[WHAT IS REQUIRED]: Find the string "منظمة" in the records. Copy every line it appears in.

[PROVIDED DATA]:
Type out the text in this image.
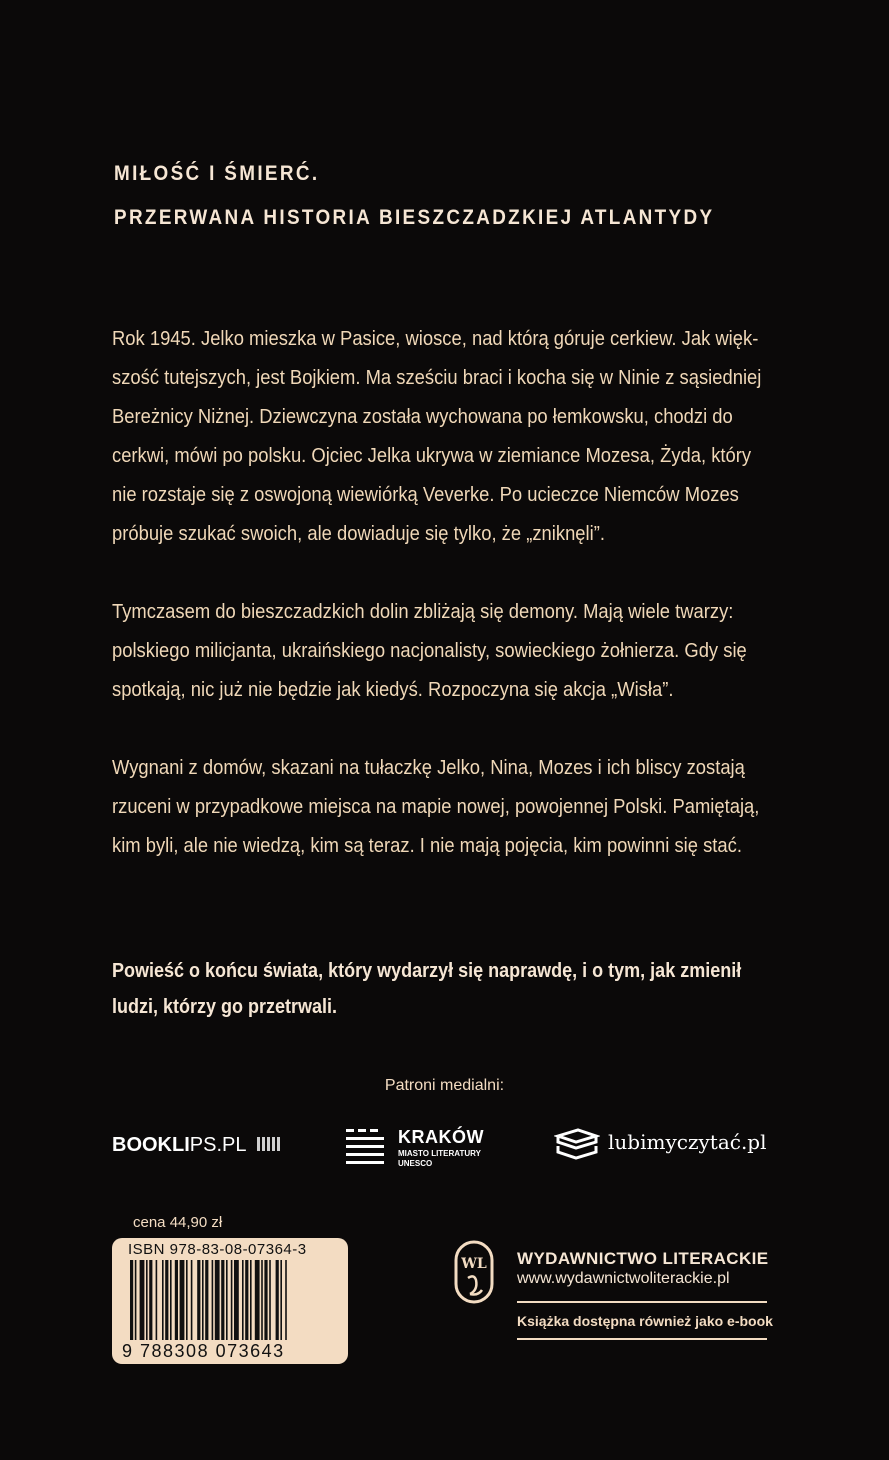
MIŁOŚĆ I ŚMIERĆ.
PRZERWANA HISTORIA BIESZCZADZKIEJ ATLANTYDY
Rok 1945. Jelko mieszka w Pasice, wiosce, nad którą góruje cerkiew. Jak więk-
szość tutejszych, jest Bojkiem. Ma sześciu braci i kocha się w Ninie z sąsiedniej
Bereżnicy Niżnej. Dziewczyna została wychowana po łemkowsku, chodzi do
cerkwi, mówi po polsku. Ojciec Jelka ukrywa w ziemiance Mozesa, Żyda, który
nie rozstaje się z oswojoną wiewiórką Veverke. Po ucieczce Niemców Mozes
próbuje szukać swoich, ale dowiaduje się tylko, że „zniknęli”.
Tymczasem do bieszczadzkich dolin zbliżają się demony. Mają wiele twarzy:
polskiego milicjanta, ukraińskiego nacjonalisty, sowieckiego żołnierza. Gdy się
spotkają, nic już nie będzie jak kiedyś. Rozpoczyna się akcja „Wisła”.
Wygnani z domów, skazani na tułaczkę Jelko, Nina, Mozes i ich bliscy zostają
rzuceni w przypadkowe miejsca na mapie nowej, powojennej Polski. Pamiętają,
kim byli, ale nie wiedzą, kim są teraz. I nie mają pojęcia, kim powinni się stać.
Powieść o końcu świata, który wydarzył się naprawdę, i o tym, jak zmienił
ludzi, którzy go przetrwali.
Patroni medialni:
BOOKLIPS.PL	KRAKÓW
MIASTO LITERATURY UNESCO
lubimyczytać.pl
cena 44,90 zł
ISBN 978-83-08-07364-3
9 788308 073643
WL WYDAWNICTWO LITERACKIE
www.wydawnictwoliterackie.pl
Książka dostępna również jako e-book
---
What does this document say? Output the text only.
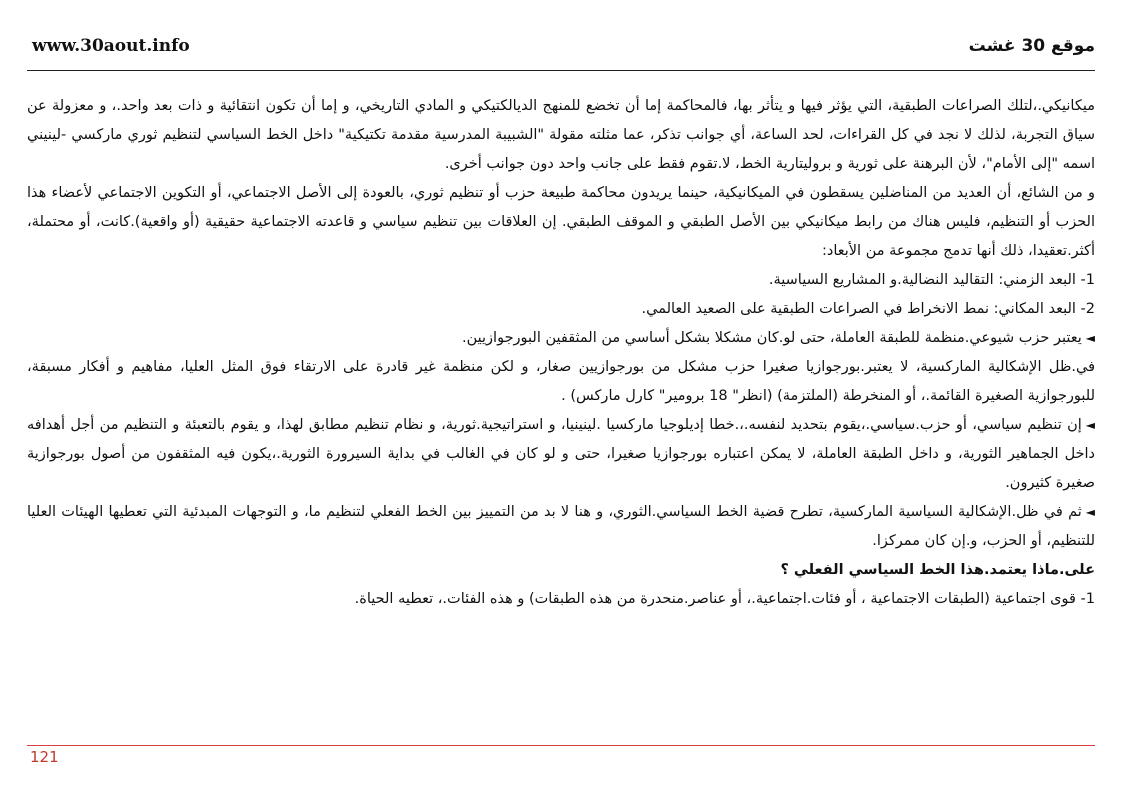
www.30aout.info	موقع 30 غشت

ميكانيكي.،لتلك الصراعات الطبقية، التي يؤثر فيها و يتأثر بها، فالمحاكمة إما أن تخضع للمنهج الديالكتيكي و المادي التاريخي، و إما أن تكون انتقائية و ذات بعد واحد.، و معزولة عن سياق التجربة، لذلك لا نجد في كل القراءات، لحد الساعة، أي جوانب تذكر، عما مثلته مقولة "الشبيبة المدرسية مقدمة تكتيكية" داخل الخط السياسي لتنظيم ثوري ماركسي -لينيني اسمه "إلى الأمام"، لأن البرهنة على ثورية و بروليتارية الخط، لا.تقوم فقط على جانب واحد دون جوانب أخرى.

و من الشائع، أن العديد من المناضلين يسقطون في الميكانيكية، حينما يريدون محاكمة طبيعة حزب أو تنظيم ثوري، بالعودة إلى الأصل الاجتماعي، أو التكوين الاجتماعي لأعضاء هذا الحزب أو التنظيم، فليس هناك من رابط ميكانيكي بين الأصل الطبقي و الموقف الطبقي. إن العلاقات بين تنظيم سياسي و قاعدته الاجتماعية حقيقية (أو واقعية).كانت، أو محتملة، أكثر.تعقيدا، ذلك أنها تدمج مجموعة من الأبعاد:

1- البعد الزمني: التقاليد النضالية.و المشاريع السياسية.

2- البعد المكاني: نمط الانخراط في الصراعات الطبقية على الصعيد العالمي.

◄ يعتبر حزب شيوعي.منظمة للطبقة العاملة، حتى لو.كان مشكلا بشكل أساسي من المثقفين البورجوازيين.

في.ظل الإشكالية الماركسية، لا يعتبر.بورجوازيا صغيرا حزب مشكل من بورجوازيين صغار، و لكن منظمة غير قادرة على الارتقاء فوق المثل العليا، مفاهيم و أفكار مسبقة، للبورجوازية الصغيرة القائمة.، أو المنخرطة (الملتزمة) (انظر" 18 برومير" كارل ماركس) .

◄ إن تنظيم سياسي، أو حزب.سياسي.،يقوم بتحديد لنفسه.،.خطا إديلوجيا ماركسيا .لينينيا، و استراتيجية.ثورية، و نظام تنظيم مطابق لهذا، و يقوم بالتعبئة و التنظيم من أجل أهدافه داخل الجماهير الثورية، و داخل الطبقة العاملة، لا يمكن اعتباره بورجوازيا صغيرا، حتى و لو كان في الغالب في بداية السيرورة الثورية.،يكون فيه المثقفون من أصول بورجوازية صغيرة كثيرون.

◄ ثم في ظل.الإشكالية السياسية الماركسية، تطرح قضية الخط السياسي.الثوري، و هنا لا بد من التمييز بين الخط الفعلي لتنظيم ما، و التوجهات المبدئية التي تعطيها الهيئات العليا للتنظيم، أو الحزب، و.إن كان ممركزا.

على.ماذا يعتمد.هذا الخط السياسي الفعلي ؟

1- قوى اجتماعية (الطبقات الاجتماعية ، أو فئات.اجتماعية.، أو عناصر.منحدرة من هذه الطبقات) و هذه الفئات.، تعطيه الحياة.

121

[TASK ANSWER]:
◄ يعتبر حزب شيوعي.منظمة للطبقة العاملة، حتى لو.كان مشكلا بشكل أساسي من المثقفين البورجوازيين.
في.ظل الإشكالية الماركسية، لا يعتبر.بورجوازيا صغيرا حزب مشكل من بورجوازيين صغار، و لكن منظمة غير قادرة على الارتقاء فوق المثل العليا، مفاهيم و أفكار مسبقة، للبورجوازية الصغيرة القائمة.، أو المنخرطة (الملتزمة) (انظر" 18 برومير" كارل ماركس) .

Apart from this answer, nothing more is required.